======== Exercise data ========
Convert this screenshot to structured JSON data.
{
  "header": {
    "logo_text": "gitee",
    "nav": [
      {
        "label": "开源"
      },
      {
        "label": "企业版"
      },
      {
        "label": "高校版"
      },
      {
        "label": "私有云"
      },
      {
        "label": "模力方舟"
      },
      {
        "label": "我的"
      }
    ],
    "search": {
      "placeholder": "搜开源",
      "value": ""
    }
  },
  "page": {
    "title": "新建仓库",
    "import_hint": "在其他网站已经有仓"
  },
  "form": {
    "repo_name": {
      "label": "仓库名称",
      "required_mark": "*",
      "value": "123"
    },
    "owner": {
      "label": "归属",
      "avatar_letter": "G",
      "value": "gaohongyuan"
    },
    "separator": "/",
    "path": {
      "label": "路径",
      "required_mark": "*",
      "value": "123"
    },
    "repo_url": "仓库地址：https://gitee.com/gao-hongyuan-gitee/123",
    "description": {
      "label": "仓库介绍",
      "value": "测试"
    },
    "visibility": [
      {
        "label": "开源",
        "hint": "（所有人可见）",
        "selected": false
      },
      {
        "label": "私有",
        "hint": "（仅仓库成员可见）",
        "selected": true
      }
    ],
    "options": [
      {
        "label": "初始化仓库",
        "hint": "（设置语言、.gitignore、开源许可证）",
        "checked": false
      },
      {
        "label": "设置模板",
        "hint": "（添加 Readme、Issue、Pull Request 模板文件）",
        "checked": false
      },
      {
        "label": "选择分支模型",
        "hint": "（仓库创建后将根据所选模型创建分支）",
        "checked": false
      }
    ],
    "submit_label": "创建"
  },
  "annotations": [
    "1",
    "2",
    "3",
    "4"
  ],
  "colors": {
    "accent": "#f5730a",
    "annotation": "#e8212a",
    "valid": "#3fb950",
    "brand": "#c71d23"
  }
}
========
======== Exercise data ========
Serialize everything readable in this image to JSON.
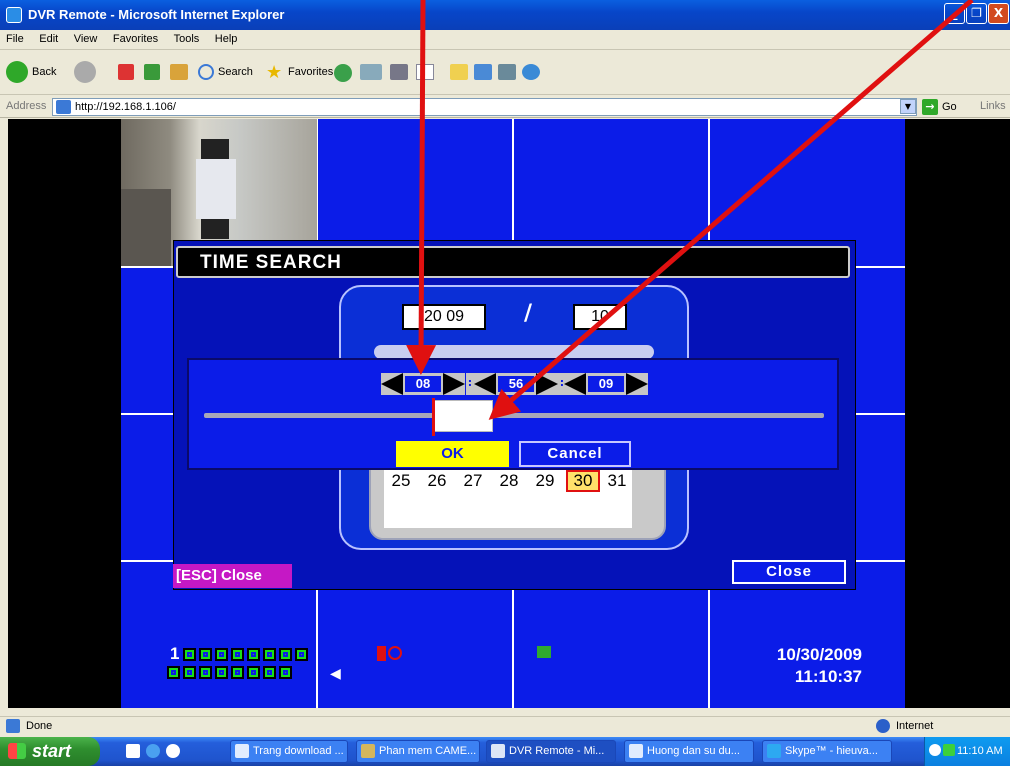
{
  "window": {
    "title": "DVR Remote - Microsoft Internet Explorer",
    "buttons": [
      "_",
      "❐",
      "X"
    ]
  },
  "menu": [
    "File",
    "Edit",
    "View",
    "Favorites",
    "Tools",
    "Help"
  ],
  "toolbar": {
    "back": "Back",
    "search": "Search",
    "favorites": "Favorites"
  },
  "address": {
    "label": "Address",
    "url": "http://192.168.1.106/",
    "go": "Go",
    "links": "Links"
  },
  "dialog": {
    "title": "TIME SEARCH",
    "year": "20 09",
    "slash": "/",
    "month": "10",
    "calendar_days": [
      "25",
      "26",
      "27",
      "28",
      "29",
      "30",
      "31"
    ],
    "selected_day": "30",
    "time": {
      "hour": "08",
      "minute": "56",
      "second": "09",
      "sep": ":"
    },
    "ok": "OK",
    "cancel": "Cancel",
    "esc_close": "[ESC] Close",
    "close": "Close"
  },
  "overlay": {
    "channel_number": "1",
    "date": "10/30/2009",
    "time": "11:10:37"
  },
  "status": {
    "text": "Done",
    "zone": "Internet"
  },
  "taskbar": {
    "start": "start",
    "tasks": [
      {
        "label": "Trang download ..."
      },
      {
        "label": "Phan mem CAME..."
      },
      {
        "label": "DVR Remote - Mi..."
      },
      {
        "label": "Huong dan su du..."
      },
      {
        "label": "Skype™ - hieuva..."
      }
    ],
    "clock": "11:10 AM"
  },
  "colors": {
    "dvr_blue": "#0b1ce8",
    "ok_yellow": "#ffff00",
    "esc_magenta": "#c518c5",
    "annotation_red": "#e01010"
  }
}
========
> **Required work**
From the entries above, copy out every line where the string "this" appears.

> **Response to the exercise**
Convert this screenshot to structured JSON data.
Serialize everything readable in this image to JSON.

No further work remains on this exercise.